▶ Requirements: Would you quote the material below in full and unchanged?

▶ Records for the exercise:
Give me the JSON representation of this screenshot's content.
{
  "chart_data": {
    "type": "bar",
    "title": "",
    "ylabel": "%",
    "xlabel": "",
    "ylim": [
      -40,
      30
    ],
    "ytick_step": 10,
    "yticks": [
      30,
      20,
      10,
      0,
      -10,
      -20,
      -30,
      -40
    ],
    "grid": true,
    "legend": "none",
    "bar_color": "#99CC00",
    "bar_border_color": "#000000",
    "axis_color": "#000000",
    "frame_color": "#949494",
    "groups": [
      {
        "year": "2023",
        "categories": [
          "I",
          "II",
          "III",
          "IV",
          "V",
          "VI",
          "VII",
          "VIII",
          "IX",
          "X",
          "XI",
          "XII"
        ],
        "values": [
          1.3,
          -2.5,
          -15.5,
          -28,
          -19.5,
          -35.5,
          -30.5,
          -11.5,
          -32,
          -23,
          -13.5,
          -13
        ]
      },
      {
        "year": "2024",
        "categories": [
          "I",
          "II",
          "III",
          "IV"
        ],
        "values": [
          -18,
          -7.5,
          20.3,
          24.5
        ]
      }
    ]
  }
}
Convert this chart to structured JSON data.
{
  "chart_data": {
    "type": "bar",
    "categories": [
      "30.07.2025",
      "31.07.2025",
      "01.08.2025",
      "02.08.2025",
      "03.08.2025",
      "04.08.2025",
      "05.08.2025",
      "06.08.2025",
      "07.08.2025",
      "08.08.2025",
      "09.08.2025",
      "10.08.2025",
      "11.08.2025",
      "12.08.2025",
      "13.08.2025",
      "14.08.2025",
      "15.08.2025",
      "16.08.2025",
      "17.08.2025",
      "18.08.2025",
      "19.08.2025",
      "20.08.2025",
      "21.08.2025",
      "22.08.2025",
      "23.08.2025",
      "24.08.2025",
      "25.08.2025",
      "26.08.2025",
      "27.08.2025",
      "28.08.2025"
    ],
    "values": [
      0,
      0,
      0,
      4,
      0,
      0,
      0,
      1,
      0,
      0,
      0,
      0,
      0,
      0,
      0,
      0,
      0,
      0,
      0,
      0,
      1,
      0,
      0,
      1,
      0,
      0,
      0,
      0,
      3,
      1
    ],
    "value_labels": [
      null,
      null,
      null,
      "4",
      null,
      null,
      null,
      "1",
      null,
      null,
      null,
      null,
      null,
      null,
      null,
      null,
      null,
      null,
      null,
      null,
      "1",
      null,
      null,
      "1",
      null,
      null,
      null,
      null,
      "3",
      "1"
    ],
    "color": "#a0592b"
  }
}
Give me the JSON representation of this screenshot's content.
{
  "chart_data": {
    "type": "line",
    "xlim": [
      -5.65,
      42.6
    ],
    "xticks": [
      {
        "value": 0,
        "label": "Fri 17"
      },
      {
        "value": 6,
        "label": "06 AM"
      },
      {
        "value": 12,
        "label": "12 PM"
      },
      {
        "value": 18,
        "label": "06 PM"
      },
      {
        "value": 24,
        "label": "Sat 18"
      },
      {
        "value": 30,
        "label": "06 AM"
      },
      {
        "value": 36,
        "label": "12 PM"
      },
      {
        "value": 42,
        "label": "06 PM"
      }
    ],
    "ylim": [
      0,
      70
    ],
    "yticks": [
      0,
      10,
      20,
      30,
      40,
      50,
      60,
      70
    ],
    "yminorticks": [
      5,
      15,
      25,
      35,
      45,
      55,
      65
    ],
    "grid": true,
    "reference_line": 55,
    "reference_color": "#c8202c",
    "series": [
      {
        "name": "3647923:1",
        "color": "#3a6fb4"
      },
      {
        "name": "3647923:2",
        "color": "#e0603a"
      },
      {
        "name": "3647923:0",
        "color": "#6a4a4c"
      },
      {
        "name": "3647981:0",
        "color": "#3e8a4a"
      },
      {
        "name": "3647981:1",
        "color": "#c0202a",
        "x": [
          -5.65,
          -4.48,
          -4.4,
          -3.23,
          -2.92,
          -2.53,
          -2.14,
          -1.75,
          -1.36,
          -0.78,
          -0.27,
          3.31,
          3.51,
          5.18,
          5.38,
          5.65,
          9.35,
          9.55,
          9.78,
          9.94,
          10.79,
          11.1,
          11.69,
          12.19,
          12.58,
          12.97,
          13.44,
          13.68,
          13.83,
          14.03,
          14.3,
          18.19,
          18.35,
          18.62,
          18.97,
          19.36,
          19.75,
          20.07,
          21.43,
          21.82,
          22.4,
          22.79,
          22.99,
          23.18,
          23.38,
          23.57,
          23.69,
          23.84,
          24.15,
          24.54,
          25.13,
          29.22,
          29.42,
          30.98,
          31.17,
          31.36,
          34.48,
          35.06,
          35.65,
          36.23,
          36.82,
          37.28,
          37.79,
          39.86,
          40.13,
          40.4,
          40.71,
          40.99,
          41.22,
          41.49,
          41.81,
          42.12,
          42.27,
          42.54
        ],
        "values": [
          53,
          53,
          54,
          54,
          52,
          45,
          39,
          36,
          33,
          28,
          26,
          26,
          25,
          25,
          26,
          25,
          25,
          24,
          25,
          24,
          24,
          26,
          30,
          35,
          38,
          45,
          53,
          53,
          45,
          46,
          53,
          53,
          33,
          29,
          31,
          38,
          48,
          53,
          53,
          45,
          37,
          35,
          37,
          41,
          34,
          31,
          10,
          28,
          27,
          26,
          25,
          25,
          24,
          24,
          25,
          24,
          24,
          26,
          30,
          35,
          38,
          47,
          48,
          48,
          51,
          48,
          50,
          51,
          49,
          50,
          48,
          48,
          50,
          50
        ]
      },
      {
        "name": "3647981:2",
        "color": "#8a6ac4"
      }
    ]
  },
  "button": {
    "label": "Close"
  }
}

▶ Answer to the problem:
Give me the JSON representation of this screenshot's content.
{
  "chart_data": {
    "type": "bar",
    "title": "",
    "ylabel": "%",
    "xlabel": "",
    "ylim": [
      -40,
      30
    ],
    "ytick_step": 10,
    "yticks": [
      30,
      20,
      10,
      0,
      -10,
      -20,
      -30,
      -40
    ],
    "grid": true,
    "legend": "none",
    "bar_color": "#99CC00",
    "bar_border_color": "#000000",
    "axis_color": "#000000",
    "frame_color": "#949494",
    "groups": [
      {
        "year": "2023",
        "categories": [
          "I",
          "II",
          "III",
          "IV",
          "V",
          "VI",
          "VII",
          "VIII",
          "IX",
          "X",
          "XI",
          "XII"
        ],
        "values": [
          1.3,
          -2.5,
          -15.5,
          -28,
          -19.5,
          -35.5,
          -30.5,
          -11.5,
          -32,
          -23,
          -13.5,
          -13
        ]
      },
      {
        "year": "2024",
        "categories": [
          "I",
          "II",
          "III",
          "IV"
        ],
        "values": [
          -18,
          -7.5,
          20.3,
          24.5
        ]
      }
    ]
  }
}
Convert this chart to structured JSON data.
{
  "chart_data": {
    "type": "bar",
    "categories": [
      "30.07.2025",
      "31.07.2025",
      "01.08.2025",
      "02.08.2025",
      "03.08.2025",
      "04.08.2025",
      "05.08.2025",
      "06.08.2025",
      "07.08.2025",
      "08.08.2025",
      "09.08.2025",
      "10.08.2025",
      "11.08.2025",
      "12.08.2025",
      "13.08.2025",
      "14.08.2025",
      "15.08.2025",
      "16.08.2025",
      "17.08.2025",
      "18.08.2025",
      "19.08.2025",
      "20.08.2025",
      "21.08.2025",
      "22.08.2025",
      "23.08.2025",
      "24.08.2025",
      "25.08.2025",
      "26.08.2025",
      "27.08.2025",
      "28.08.2025"
    ],
    "values": [
      0,
      0,
      0,
      4,
      0,
      0,
      0,
      1,
      0,
      0,
      0,
      0,
      0,
      0,
      0,
      0,
      0,
      0,
      0,
      0,
      1,
      0,
      0,
      1,
      0,
      0,
      0,
      0,
      3,
      1
    ],
    "value_labels": [
      null,
      null,
      null,
      "4",
      null,
      null,
      null,
      "1",
      null,
      null,
      null,
      null,
      null,
      null,
      null,
      null,
      null,
      null,
      null,
      null,
      "1",
      null,
      null,
      "1",
      null,
      null,
      null,
      null,
      "3",
      "1"
    ],
    "color": "#a0592b"
  }
}
Give me the JSON representation of this screenshot's content.
{
  "chart_data": {
    "type": "line",
    "xlim": [
      -5.65,
      42.6
    ],
    "xticks": [
      {
        "value": 0,
        "label": "Fri 17"
      },
      {
        "value": 6,
        "label": "06 AM"
      },
      {
        "value": 12,
        "label": "12 PM"
      },
      {
        "value": 18,
        "label": "06 PM"
      },
      {
        "value": 24,
        "label": "Sat 18"
      },
      {
        "value": 30,
        "label": "06 AM"
      },
      {
        "value": 36,
        "label": "12 PM"
      },
      {
        "value": 42,
        "label": "06 PM"
      }
    ],
    "ylim": [
      0,
      70
    ],
    "yticks": [
      0,
      10,
      20,
      30,
      40,
      50,
      60,
      70
    ],
    "yminorticks": [
      5,
      15,
      25,
      35,
      45,
      55,
      65
    ],
    "grid": true,
    "reference_line": 55,
    "reference_color": "#c8202c",
    "series": [
      {
        "name": "3647923:1",
        "color": "#3a6fb4"
      },
      {
        "name": "3647923:2",
        "color": "#e0603a"
      },
      {
        "name": "3647923:0",
        "color": "#6a4a4c"
      },
      {
        "name": "3647981:0",
        "color": "#3e8a4a"
      },
      {
        "name": "3647981:1",
        "color": "#c0202a",
        "x": [
          -5.65,
          -4.48,
          -4.4,
          -3.23,
          -2.92,
          -2.53,
          -2.14,
          -1.75,
          -1.36,
          -0.78,
          -0.27,
          3.31,
          3.51,
          5.18,
          5.38,
          5.65,
          9.35,
          9.55,
          9.78,
          9.94,
          10.79,
          11.1,
          11.69,
          12.19,
          12.58,
          12.97,
          13.44,
          13.68,
          13.83,
          14.03,
          14.3,
          18.19,
          18.35,
          18.62,
          18.97,
          19.36,
          19.75,
          20.07,
          21.43,
          21.82,
          22.4,
          22.79,
          22.99,
          23.18,
          23.38,
          23.57,
          23.69,
          23.84,
          24.15,
          24.54,
          25.13,
          29.22,
          29.42,
          30.98,
          31.17,
          31.36,
          34.48,
          35.06,
          35.65,
          36.23,
          36.82,
          37.28,
          37.79,
          39.86,
          40.13,
          40.4,
          40.71,
          40.99,
          41.22,
          41.49,
          41.81,
          42.12,
          42.27,
          42.54
        ],
        "values": [
          53,
          53,
          54,
          54,
          52,
          45,
          39,
          36,
          33,
          28,
          26,
          26,
          25,
          25,
          26,
          25,
          25,
          24,
          25,
          24,
          24,
          26,
          30,
          35,
          38,
          45,
          53,
          53,
          45,
          46,
          53,
          53,
          33,
          29,
          31,
          38,
          48,
          53,
          53,
          45,
          37,
          35,
          37,
          41,
          34,
          31,
          10,
          28,
          27,
          26,
          25,
          25,
          24,
          24,
          25,
          24,
          24,
          26,
          30,
          35,
          38,
          47,
          48,
          48,
          51,
          48,
          50,
          51,
          49,
          50,
          48,
          48,
          50,
          50
        ]
      },
      {
        "name": "3647981:2",
        "color": "#8a6ac4"
      }
    ]
  },
  "button": {
    "label": "Close"
  }
}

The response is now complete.